What the exercise asks — Transcribe every line exactly and omit anything that is a picture.

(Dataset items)
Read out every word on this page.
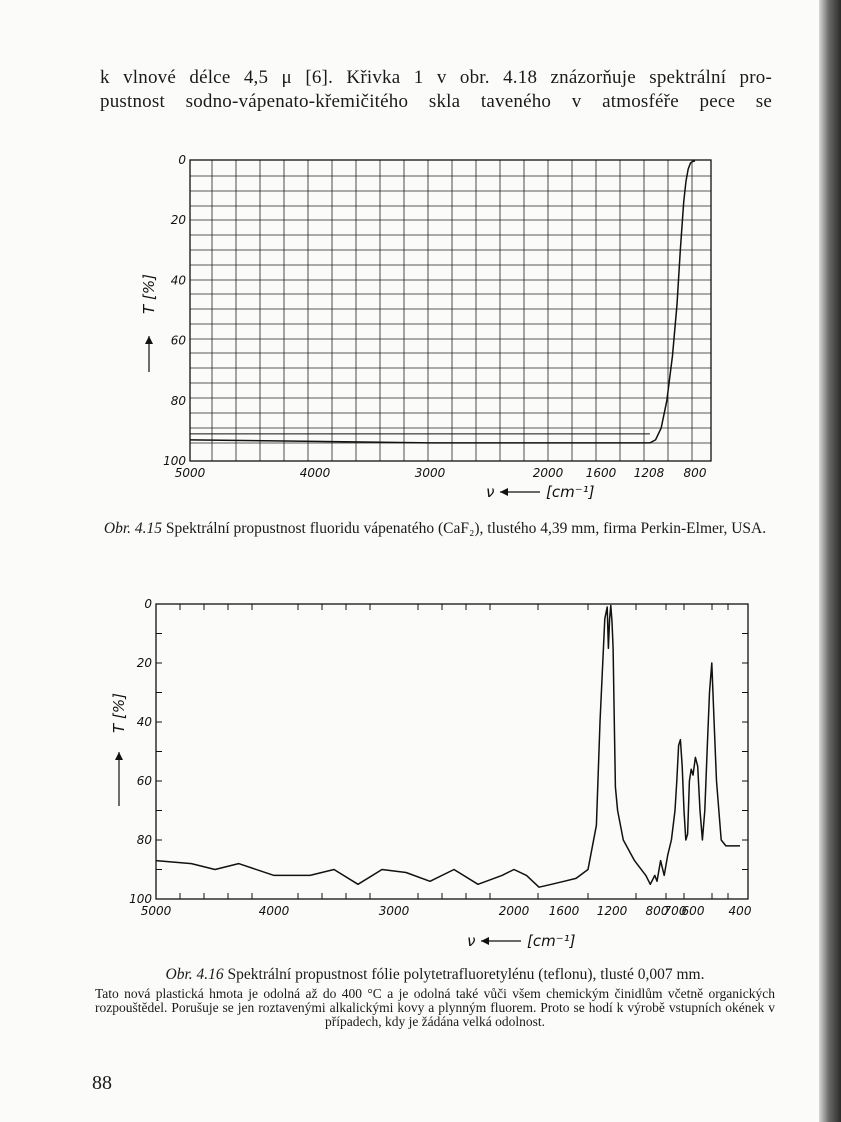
k vlnové délce 4,5 μ [6]. Křivka 1 v obr. 4.18 znázorňuje spektrální pro-

pustnost sodno-vápenato-křemičitého skla taveného v atmosféře pece se

0
20
40
60
80
100
5000	4000	3000	2000 1600 1208 800
T [%]
ν	[cm⁻¹]
0
20
40
60
80
100
5000	4000	3000	2000 1600 1200 800
700
600 400
T [%]
ν	[cm⁻¹]
Obr. 4.15 Spektrální propustnost fluoridu vápenatého (CaF₂), tlustého 4,39 mm, firma Perkin-Elmer, USA.
Obr. 4.16 Spektrální propustnost fólie polytetrafluoretylénu (teflonu), tlusté 0,007 mm.
Tato nová plastická hmota je odolná až do 400 °C a je odolná také vůči všem chemickým činidlům včetně organických rozpouštědel. Porušuje se jen roztavenými alkalickými kovy a plynným fluorem. Proto se hodí k výrobě vstupních okének v případech, kdy je žádána velká odolnost.
88
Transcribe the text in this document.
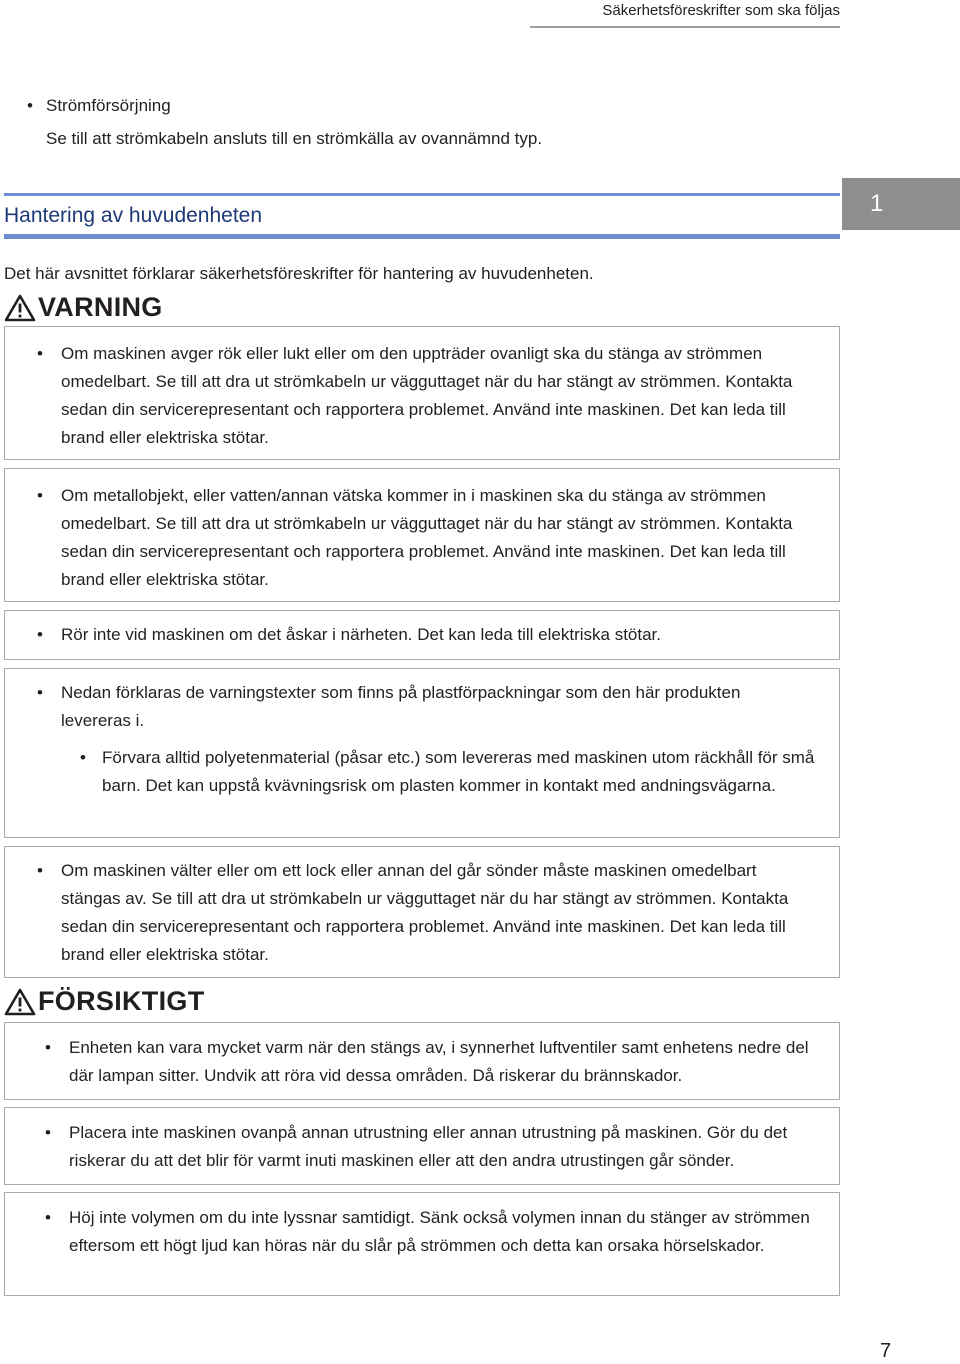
Säkerhetsföreskrifter som ska följas
• Strömförsörjning
Se till att strömkabeln ansluts till en strömkälla av ovannämnd typ.
Hantering av huvudenheten	1
Det här avsnittet förklarar säkerhetsföreskrifter för hantering av huvudenheten.
VARNING
• Om maskinen avger rök eller lukt eller om den uppträder ovanligt ska du stänga av strömmen omedelbart. Se till att dra ut strömkabeln ur vägguttaget när du har stängt av strömmen. Kontakta sedan din servicerepresentant och rapportera problemet. Använd inte maskinen. Det kan leda till brand eller elektriska stötar.
• Om metallobjekt, eller vatten/annan vätska kommer in i maskinen ska du stänga av strömmen omedelbart. Se till att dra ut strömkabeln ur vägguttaget när du har stängt av strömmen. Kontakta sedan din servicerepresentant och rapportera problemet. Använd inte maskinen. Det kan leda till brand eller elektriska stötar.
• Rör inte vid maskinen om det åskar i närheten. Det kan leda till elektriska stötar.
• Nedan förklaras de varningstexter som finns på plastförpackningar som den här produkten levereras i.
• Förvara alltid polyetenmaterial (påsar etc.) som levereras med maskinen utom räckhåll för små barn. Det kan uppstå kvävningsrisk om plasten kommer in kontakt med andningsvägarna.
• Om maskinen välter eller om ett lock eller annan del går sönder måste maskinen omedelbart stängas av. Se till att dra ut strömkabeln ur vägguttaget när du har stängt av strömmen. Kontakta sedan din servicerepresentant och rapportera problemet. Använd inte maskinen. Det kan leda till brand eller elektriska stötar.
FÖRSIKTIGT
• Enheten kan vara mycket varm när den stängs av, i synnerhet luftventiler samt enhetens nedre del där lampan sitter. Undvik att röra vid dessa områden. Då riskerar du brännskador.
• Placera inte maskinen ovanpå annan utrustning eller annan utrustning på maskinen. Gör du det riskerar du att det blir för varmt inuti maskinen eller att den andra utrustingen går sönder.
• Höj inte volymen om du inte lyssnar samtidigt. Sänk också volymen innan du stänger av strömmen eftersom ett högt ljud kan höras när du slår på strömmen och detta kan orsaka hörselskador.
7
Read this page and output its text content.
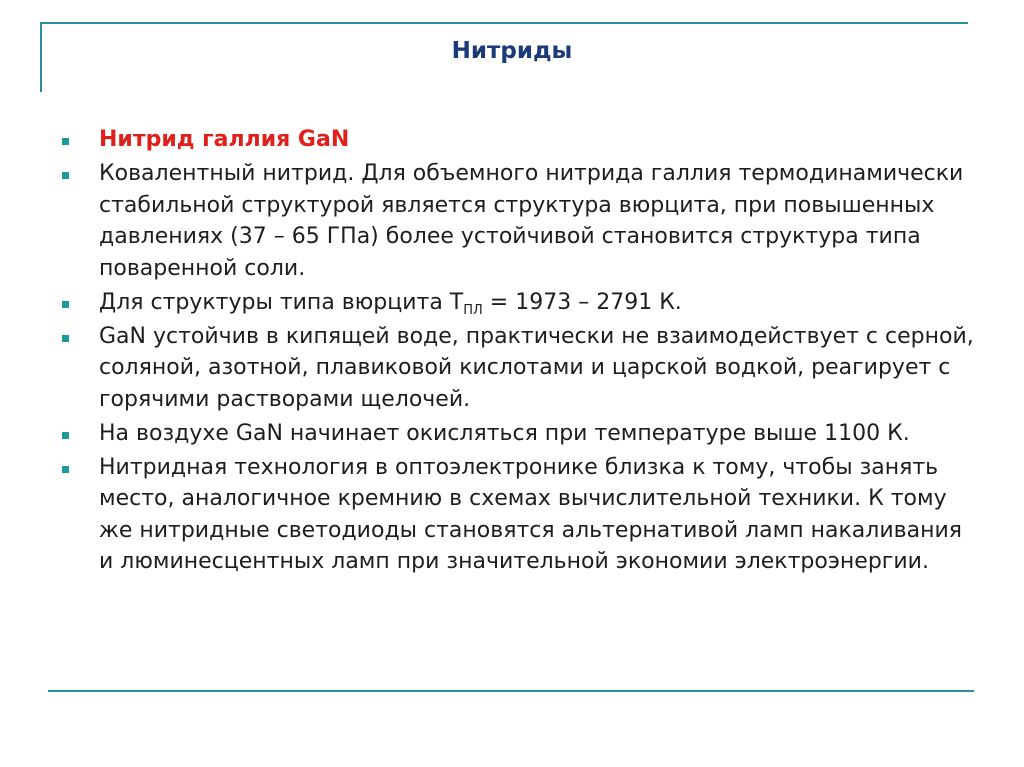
Нитриды
Нитрид галлия GaN
Ковалентный нитрид. Для объемного нитрида галлия термодинамически стабильной структурой является структура вюрцита, при повышенных давлениях (37 – 65 ГПа) более устойчивой становится структура типа поваренной соли.
Для структуры типа вюрцита $Т_{ПЛ} = 1973 - 2791$ К.
GaN устойчив в кипящей воде, практически не взаимодействует с серной, соляной, азотной, плавиковой кислотами и царской водкой, реагирует с горячими растворами щелочей.
На воздухе GaN начинает окисляться при температуре выше 1100 К.
Нитридная технология в оптоэлектронике близка к тому, чтобы занять место, аналогичное кремнию в схемах вычислительной техники. К тому же нитридные светодиоды становятся альтернативой ламп накаливания и люминесцентных ламп при значительной экономии электроэнергии.
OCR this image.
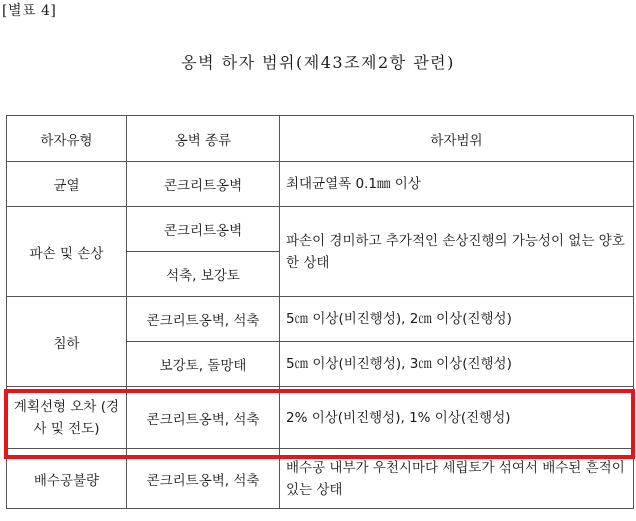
[별표 4]
옹벽 하자 범위(제43조제2항 관련)
하자유형	옹벽 종류	하자범위
균열	콘크리트옹벽	최대균열폭 0.1㎜ 이상
파손 및 손상	콘크리트옹벽	파손이 경미하고 추가적인 손상진행의 가능성이 없는 양호한 상태
	석축, 보강토	
침하	콘크리트옹벽, 석축	5㎝ 이상(비진행성), 2㎝ 이상(진행성)
	보강토, 돌망태	5㎝ 이상(비진행성), 3㎝ 이상(진행성)
계획선형 오차 (경사 및 전도)	콘크리트옹벽, 석축	2% 이상(비진행성), 1% 이상(진행성)
배수공불량	콘크리트옹벽, 석축	배수공 내부가 우천시마다 세립토가 섞여서 배수된 흔적이 있는 상태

Exercise result —
Read out every word on this page.
k vlnové délce 4,5 μ [6]. Křivka 1 v obr. 4.18 znázorňuje spektrální pro-

pustnost sodno-vápenato-křemičitého skla taveného v atmosféře pece se

0
20
40
60
80
100
5000	4000	3000	2000 1600 1208 800
T [%]
ν	[cm⁻¹]
0
20
40
60
80
100
5000	4000	3000	2000 1600 1200 800
700
600 400
T [%]
ν	[cm⁻¹]
Obr. 4.15 Spektrální propustnost fluoridu vápenatého (CaF₂), tlustého 4,39 mm, firma Perkin-Elmer, USA.
Obr. 4.16 Spektrální propustnost fólie polytetrafluoretylénu (teflonu), tlusté 0,007 mm.
Tato nová plastická hmota je odolná až do 400 °C a je odolná také vůči všem chemickým činidlům včetně organických rozpouštědel. Porušuje se jen roztavenými alkalickými kovy a plynným fluorem. Proto se hodí k výrobě vstupních okének v případech, kdy je žádána velká odolnost.
88
Transcribe the text in this document.
Säkerhetsföreskrifter som ska följas
• Strömförsörjning
Se till att strömkabeln ansluts till en strömkälla av ovannämnd typ.
Hantering av huvudenheten	1
Det här avsnittet förklarar säkerhetsföreskrifter för hantering av huvudenheten.
VARNING
• Om maskinen avger rök eller lukt eller om den uppträder ovanligt ska du stänga av strömmen omedelbart. Se till att dra ut strömkabeln ur vägguttaget när du har stängt av strömmen. Kontakta sedan din servicerepresentant och rapportera problemet. Använd inte maskinen. Det kan leda till brand eller elektriska stötar.
• Om metallobjekt, eller vatten/annan vätska kommer in i maskinen ska du stänga av strömmen omedelbart. Se till att dra ut strömkabeln ur vägguttaget när du har stängt av strömmen. Kontakta sedan din servicerepresentant och rapportera problemet. Använd inte maskinen. Det kan leda till brand eller elektriska stötar.
• Rör inte vid maskinen om det åskar i närheten. Det kan leda till elektriska stötar.
• Nedan förklaras de varningstexter som finns på plastförpackningar som den här produkten levereras i.
• Förvara alltid polyetenmaterial (påsar etc.) som levereras med maskinen utom räckhåll för små barn. Det kan uppstå kvävningsrisk om plasten kommer in kontakt med andningsvägarna.
• Om maskinen välter eller om ett lock eller annan del går sönder måste maskinen omedelbart stängas av. Se till att dra ut strömkabeln ur vägguttaget när du har stängt av strömmen. Kontakta sedan din servicerepresentant och rapportera problemet. Använd inte maskinen. Det kan leda till brand eller elektriska stötar.
FÖRSIKTIGT
• Enheten kan vara mycket varm när den stängs av, i synnerhet luftventiler samt enhetens nedre del där lampan sitter. Undvik att röra vid dessa områden. Då riskerar du brännskador.
• Placera inte maskinen ovanpå annan utrustning eller annan utrustning på maskinen. Gör du det riskerar du att det blir för varmt inuti maskinen eller att den andra utrustingen går sönder.
• Höj inte volymen om du inte lyssnar samtidigt. Sänk också volymen innan du stänger av strömmen eftersom ett högt ljud kan höras när du slår på strömmen och detta kan orsaka hörselskador.
7
Read this page and output its text content.
Нитриды
Нитрид галлия GaN
Ковалентный нитрид. Для объемного нитрида галлия термодинамически стабильной структурой является структура вюрцита, при повышенных давлениях (37 – 65 ГПа) более устойчивой становится структура типа поваренной соли.
Для структуры типа вюрцита $Т_{ПЛ} = 1973 - 2791$ К.
GaN устойчив в кипящей воде, практически не взаимодействует с серной, соляной, азотной, плавиковой кислотами и царской водкой, реагирует с горячими растворами щелочей.
На воздухе GaN начинает окисляться при температуре выше 1100 К.
Нитридная технология в оптоэлектронике близка к тому, чтобы занять место, аналогичное кремнию в схемах вычислительной техники. К тому же нитридные светодиоды становятся альтернативой ламп накаливания и люминесцентных ламп при значительной экономии электроэнергии.
OCR this image.
[별표 4]
옹벽 하자 범위(제43조제2항 관련)
하자유형	옹벽 종류	하자범위
균열	콘크리트옹벽	최대균열폭 0.1㎜ 이상
파손 및 손상	콘크리트옹벽	파손이 경미하고 추가적인 손상진행의 가능성이 없는 양호한 상태
	석축, 보강토	
침하	콘크리트옹벽, 석축	5㎝ 이상(비진행성), 2㎝ 이상(진행성)
	보강토, 돌망태	5㎝ 이상(비진행성), 3㎝ 이상(진행성)
계획선형 오차 (경사 및 전도)	콘크리트옹벽, 석축	2% 이상(비진행성), 1% 이상(진행성)
배수공불량	콘크리트옹벽, 석축	배수공 내부가 우천시마다 세립토가 섞여서 배수된 흔적이 있는 상태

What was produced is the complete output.